::: Data rows

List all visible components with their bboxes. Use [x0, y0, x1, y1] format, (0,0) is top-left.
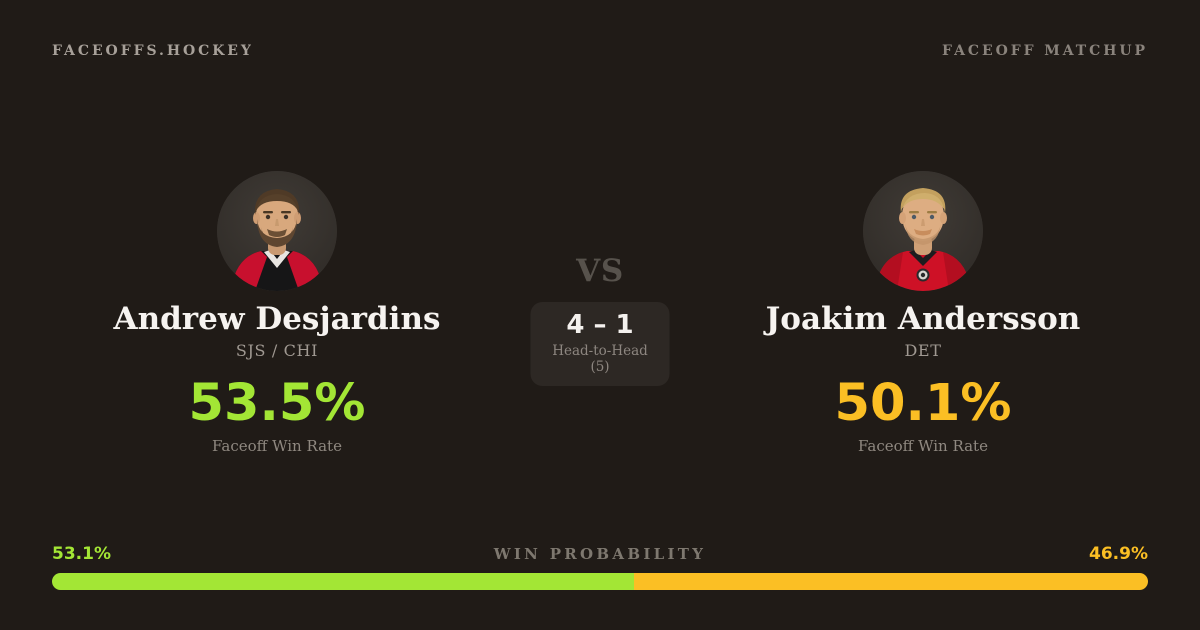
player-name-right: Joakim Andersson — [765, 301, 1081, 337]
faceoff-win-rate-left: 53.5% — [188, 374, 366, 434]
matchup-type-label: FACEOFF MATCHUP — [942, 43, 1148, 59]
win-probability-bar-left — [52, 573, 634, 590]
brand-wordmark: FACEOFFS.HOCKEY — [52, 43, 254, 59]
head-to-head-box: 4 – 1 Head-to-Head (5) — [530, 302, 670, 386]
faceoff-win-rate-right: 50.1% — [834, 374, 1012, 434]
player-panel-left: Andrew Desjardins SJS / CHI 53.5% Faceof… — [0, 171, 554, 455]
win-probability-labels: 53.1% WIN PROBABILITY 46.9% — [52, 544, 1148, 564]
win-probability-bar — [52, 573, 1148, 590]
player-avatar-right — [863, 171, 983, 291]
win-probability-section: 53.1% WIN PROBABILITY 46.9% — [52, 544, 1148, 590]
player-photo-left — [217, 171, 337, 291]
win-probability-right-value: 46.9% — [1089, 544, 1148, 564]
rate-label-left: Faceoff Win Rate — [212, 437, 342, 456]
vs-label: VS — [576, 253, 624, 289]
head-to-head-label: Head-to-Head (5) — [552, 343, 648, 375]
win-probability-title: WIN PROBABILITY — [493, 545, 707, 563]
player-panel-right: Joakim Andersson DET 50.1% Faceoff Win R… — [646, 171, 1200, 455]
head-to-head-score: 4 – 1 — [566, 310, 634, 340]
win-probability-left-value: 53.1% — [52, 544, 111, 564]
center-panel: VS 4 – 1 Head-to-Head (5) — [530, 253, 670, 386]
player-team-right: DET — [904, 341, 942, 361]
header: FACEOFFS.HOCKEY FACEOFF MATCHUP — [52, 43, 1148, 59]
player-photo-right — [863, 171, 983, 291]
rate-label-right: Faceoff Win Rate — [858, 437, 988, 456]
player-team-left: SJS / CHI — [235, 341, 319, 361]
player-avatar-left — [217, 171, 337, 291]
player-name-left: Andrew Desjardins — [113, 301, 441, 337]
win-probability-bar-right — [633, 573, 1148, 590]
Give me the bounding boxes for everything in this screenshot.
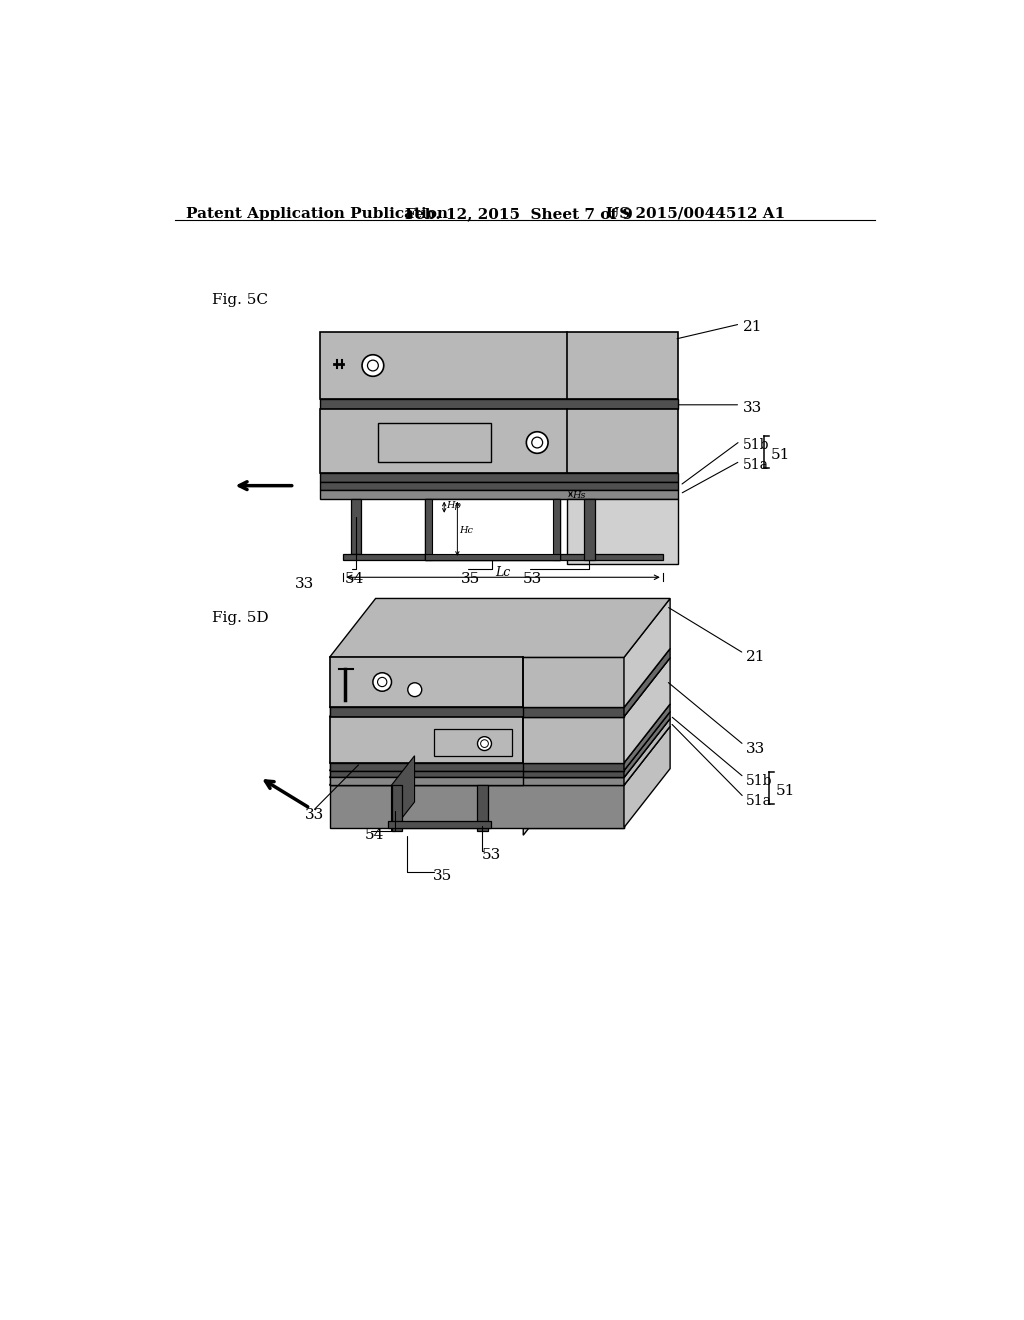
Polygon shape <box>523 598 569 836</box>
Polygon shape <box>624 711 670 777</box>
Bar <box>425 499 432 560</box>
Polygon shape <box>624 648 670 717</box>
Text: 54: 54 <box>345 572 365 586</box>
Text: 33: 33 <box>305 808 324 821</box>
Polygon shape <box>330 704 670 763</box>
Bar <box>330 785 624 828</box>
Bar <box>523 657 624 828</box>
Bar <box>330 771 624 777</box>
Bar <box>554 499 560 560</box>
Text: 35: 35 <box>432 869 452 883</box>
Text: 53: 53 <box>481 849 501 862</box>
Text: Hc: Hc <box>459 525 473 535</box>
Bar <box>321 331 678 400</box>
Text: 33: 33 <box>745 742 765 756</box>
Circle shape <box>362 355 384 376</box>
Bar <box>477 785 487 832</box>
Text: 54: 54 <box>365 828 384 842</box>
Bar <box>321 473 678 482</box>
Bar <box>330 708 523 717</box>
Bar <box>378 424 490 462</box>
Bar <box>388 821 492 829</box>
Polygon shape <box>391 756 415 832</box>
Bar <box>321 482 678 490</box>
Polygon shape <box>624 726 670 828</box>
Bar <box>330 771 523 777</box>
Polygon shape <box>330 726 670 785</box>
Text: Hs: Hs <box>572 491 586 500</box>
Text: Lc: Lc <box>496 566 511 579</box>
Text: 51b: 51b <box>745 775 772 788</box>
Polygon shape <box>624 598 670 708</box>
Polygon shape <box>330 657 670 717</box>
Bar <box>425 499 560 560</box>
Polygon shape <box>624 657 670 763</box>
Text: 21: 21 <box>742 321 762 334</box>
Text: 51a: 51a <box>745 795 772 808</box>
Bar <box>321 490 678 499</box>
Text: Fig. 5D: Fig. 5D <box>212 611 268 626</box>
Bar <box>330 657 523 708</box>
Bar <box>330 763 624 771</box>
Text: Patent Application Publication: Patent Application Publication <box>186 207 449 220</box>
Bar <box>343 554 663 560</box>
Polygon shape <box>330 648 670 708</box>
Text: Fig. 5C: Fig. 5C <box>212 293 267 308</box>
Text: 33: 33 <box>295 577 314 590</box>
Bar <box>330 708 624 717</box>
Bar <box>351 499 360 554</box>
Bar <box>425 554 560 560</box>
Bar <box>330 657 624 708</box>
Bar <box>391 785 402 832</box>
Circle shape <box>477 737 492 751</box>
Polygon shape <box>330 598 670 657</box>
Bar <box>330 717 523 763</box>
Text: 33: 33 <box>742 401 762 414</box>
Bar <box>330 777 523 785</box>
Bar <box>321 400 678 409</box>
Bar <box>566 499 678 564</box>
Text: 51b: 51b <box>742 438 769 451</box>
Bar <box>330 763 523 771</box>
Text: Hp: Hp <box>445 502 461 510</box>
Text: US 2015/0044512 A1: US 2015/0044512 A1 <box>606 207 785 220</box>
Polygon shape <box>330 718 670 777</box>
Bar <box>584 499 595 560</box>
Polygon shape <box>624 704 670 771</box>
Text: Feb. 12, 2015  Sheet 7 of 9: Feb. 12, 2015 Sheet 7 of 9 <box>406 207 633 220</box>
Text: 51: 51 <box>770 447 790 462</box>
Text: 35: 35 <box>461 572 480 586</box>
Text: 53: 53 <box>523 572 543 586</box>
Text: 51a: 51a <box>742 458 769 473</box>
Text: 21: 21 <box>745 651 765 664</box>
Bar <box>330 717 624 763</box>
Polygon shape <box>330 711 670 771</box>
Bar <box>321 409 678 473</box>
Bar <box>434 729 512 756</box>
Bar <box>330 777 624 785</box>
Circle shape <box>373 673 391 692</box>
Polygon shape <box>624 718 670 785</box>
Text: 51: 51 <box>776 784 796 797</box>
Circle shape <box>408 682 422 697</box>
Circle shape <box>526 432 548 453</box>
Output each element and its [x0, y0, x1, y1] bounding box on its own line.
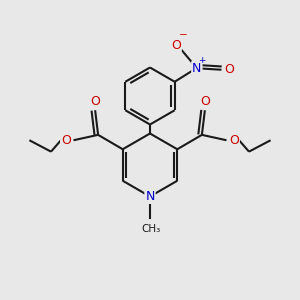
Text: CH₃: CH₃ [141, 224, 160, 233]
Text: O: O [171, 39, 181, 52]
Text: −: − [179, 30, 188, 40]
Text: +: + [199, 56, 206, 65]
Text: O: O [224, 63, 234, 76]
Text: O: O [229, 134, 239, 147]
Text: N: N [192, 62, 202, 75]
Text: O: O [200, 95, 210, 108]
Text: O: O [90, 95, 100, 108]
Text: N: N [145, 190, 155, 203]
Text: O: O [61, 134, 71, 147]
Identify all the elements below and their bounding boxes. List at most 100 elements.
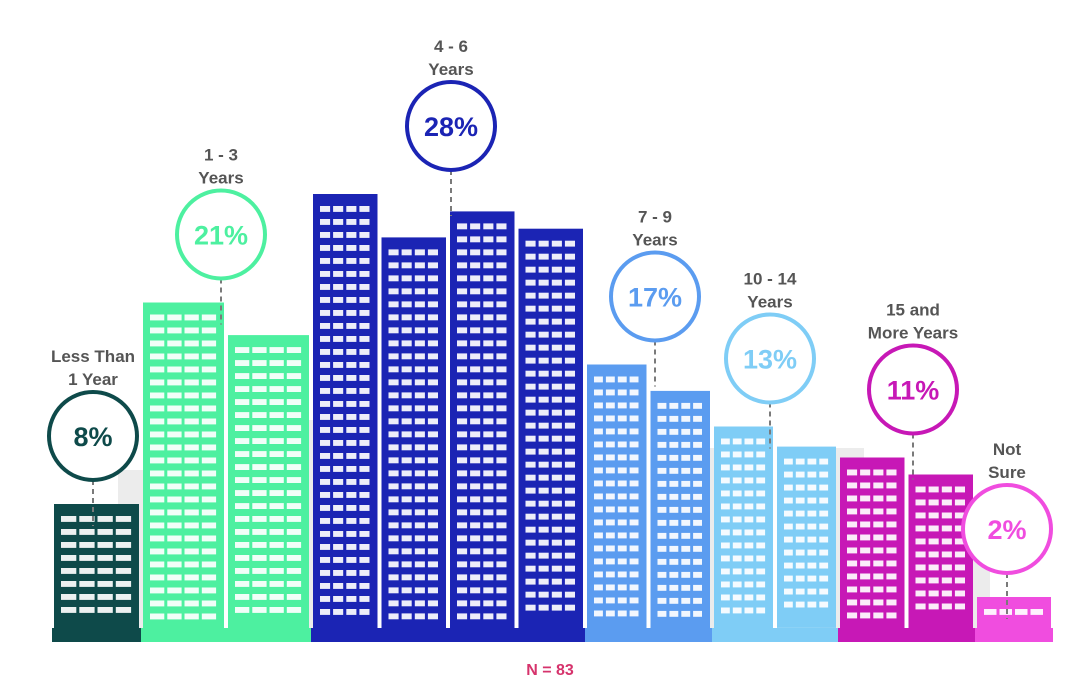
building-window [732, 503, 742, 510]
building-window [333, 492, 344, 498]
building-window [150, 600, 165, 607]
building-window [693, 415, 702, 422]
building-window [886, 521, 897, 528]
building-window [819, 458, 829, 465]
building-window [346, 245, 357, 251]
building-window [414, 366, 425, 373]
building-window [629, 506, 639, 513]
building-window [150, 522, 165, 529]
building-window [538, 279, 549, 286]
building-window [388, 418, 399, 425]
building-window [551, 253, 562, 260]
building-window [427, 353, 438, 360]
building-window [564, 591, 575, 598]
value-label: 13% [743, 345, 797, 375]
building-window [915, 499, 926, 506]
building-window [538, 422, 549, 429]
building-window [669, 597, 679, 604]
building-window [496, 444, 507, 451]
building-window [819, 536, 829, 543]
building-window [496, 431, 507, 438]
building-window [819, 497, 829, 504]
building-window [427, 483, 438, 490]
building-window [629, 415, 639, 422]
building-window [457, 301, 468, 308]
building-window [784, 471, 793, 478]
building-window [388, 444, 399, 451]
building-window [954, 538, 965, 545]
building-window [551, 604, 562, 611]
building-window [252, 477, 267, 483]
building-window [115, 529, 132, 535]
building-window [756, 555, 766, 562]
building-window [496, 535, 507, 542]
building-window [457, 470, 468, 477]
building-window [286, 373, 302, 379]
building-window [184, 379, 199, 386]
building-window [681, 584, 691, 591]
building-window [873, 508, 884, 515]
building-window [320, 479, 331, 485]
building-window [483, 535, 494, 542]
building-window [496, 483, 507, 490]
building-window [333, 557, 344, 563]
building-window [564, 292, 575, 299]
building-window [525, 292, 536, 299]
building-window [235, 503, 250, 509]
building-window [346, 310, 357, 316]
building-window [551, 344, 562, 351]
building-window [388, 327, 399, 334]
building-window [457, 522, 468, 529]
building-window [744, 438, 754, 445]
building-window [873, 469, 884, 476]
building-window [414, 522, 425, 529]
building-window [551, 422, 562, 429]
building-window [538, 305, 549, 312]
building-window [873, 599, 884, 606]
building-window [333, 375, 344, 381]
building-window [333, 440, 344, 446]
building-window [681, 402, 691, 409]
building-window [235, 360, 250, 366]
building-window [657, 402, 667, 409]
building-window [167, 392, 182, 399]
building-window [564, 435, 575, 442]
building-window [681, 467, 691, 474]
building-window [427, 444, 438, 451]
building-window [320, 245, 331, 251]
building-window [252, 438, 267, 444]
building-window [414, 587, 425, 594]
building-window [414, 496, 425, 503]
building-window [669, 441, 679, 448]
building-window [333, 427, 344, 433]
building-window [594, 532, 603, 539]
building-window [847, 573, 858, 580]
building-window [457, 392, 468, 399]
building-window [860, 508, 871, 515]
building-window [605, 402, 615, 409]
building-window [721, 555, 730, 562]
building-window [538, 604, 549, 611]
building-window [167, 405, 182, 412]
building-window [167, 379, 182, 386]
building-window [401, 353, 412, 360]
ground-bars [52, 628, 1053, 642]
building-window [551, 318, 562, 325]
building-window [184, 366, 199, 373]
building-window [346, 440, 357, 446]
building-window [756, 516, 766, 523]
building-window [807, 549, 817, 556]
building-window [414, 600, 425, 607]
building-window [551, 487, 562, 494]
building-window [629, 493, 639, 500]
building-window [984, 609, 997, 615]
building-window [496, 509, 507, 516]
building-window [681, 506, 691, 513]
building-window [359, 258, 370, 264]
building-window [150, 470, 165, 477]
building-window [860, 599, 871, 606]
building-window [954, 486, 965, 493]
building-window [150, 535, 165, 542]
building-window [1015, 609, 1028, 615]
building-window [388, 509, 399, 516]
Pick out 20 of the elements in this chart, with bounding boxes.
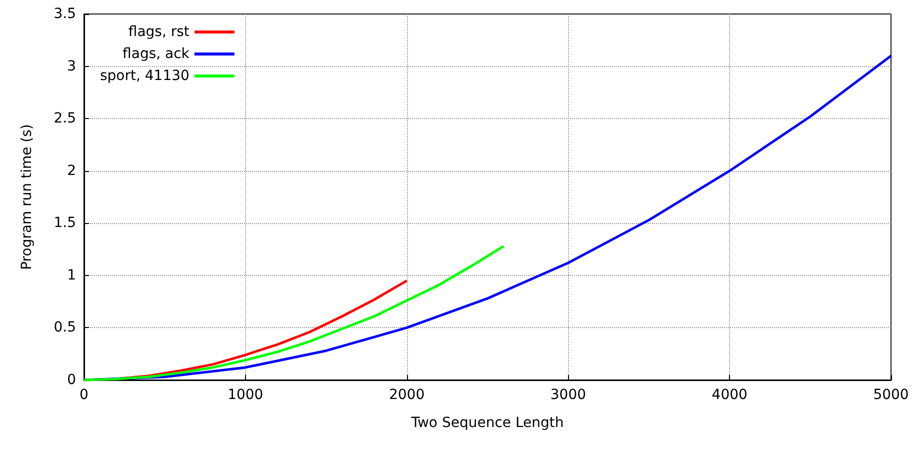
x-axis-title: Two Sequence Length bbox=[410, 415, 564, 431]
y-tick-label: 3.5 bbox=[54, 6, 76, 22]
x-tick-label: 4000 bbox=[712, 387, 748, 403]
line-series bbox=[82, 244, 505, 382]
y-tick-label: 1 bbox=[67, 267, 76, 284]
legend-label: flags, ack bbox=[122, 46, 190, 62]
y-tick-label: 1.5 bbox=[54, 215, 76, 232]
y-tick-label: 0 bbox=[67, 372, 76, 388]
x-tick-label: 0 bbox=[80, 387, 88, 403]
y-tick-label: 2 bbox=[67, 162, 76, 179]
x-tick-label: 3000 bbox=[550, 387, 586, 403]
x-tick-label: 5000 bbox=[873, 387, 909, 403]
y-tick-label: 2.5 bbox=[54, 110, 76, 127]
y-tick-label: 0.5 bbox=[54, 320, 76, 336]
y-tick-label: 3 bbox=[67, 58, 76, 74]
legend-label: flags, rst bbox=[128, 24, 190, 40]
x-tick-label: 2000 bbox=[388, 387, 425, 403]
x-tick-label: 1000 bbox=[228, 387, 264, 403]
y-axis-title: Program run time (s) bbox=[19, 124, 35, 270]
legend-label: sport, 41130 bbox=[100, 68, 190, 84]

::::::

## Problem statement
Copy out the lines starting with the line that contains "Text: CH₃: CH₃ [141, 224, 160, 233]" and going on through the line that contains "Identify all the", reproducing them exactly.

## Answer below
Text: CH₃: CH₃ [141, 224, 160, 233]
Text: O: O [171, 39, 181, 52]
Text: −: − [179, 30, 188, 40]
Text: +: + [199, 56, 206, 65]
Text: O: O [224, 63, 234, 76]
Text: O: O [229, 134, 239, 147]
Text: N: N [192, 62, 202, 75]
Text: O: O [200, 95, 210, 108]
Text: O: O [90, 95, 100, 108]
Text: N: N [145, 190, 155, 203]
Text: O: O [61, 134, 71, 147]
Identify all the elements below and their bounding boxes. List at most 100 elements.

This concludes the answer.